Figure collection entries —
============
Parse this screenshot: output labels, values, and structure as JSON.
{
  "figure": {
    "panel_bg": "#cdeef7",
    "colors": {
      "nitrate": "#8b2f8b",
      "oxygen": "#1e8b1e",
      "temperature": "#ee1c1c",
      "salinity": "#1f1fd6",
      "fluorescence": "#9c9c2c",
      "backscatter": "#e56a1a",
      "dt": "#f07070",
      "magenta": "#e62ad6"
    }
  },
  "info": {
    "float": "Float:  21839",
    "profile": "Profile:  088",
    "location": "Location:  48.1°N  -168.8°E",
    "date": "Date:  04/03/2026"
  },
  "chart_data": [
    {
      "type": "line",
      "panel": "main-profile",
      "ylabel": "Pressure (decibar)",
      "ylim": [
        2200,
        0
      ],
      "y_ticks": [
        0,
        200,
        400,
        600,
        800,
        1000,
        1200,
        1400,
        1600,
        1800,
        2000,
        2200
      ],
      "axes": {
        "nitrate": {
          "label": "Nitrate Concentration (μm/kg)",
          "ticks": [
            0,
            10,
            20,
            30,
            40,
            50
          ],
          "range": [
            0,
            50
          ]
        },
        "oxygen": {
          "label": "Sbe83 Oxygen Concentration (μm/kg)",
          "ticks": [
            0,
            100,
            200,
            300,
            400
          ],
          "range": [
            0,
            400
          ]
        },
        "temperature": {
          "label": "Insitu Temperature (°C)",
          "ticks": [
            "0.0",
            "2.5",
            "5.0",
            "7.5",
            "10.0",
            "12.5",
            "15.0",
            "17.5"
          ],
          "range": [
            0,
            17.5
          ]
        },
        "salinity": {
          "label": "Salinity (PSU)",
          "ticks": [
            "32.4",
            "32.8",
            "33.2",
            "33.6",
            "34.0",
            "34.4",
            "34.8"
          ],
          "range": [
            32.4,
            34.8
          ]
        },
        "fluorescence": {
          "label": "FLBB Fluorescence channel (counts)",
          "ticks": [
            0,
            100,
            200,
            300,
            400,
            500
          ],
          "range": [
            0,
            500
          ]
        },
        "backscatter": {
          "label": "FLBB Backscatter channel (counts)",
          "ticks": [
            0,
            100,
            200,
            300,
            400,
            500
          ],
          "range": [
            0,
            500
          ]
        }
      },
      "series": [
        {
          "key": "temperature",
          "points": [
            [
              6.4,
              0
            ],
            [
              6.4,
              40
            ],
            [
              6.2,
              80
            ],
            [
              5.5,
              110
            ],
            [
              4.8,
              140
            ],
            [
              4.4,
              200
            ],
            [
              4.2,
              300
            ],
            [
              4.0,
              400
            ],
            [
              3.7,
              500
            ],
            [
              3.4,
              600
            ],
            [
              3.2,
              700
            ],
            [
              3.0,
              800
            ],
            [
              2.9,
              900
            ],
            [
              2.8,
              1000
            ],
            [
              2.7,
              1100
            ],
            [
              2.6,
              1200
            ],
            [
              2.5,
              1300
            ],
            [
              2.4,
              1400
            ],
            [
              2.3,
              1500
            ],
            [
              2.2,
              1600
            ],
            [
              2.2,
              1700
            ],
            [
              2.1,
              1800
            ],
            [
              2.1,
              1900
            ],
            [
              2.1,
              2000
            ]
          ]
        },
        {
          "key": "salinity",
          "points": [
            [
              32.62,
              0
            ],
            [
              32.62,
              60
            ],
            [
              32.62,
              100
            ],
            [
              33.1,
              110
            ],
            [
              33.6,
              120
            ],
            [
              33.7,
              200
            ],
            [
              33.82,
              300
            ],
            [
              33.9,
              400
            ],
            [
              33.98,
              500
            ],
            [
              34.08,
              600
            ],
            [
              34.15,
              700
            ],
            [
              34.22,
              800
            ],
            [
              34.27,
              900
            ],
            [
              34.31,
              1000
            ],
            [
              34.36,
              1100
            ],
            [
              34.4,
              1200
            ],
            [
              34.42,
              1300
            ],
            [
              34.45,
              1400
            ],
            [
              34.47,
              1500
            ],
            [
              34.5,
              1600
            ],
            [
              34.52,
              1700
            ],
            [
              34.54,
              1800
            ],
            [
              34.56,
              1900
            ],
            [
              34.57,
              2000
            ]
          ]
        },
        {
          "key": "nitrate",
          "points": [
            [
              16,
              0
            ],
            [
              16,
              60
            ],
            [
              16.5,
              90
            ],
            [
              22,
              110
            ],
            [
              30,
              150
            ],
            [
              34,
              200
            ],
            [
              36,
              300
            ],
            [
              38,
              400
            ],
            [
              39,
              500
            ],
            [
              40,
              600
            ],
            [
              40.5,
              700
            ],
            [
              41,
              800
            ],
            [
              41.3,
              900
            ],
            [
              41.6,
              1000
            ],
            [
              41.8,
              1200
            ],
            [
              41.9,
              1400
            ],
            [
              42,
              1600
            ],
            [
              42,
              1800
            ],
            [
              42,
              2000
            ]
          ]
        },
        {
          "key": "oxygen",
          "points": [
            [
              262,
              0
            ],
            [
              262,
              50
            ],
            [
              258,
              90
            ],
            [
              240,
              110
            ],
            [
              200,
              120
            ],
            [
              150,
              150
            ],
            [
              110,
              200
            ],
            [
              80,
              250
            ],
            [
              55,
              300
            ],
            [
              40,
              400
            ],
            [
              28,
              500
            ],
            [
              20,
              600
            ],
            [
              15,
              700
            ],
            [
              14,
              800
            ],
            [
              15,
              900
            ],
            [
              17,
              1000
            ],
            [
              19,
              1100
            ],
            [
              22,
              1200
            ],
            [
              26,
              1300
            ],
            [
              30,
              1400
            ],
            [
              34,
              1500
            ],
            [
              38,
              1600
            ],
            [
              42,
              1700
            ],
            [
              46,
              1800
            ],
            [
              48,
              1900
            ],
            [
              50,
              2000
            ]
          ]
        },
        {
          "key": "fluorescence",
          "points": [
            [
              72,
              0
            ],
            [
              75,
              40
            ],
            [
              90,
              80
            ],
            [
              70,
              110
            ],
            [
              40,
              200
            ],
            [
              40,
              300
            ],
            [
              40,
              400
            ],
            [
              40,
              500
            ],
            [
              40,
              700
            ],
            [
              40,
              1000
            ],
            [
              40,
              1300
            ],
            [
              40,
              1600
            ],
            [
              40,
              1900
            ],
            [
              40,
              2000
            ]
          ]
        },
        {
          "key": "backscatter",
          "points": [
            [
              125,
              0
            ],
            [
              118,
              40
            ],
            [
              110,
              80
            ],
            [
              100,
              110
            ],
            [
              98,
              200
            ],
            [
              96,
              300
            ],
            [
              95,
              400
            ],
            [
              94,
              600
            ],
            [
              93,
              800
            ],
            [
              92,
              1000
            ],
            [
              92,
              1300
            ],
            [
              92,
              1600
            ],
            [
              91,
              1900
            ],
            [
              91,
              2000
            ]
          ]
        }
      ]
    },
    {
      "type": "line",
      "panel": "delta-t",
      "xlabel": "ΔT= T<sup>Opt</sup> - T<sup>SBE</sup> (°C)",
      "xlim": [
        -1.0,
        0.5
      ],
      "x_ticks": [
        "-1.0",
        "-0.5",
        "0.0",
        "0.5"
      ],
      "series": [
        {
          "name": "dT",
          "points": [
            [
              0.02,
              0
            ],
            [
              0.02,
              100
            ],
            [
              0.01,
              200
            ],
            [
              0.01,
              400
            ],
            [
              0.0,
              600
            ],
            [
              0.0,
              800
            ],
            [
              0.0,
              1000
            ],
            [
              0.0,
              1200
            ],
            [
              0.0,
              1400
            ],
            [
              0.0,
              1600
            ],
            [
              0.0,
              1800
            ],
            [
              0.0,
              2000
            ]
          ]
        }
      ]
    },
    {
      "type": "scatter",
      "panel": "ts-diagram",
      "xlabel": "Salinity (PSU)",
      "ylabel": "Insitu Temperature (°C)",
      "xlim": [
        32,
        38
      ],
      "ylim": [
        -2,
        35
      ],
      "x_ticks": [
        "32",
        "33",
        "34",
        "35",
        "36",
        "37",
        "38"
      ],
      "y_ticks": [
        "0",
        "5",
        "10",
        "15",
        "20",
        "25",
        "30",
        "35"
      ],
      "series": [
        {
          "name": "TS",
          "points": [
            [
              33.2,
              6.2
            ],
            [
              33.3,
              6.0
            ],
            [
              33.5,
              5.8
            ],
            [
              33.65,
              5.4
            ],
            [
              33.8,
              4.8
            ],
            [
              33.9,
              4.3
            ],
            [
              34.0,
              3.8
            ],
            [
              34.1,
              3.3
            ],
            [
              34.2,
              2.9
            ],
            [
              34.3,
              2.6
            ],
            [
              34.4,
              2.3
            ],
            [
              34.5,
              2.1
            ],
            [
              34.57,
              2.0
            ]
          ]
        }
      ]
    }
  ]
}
============
Tally the lines in the entries above that hold the word "counts". Reply with nothing but that count.

2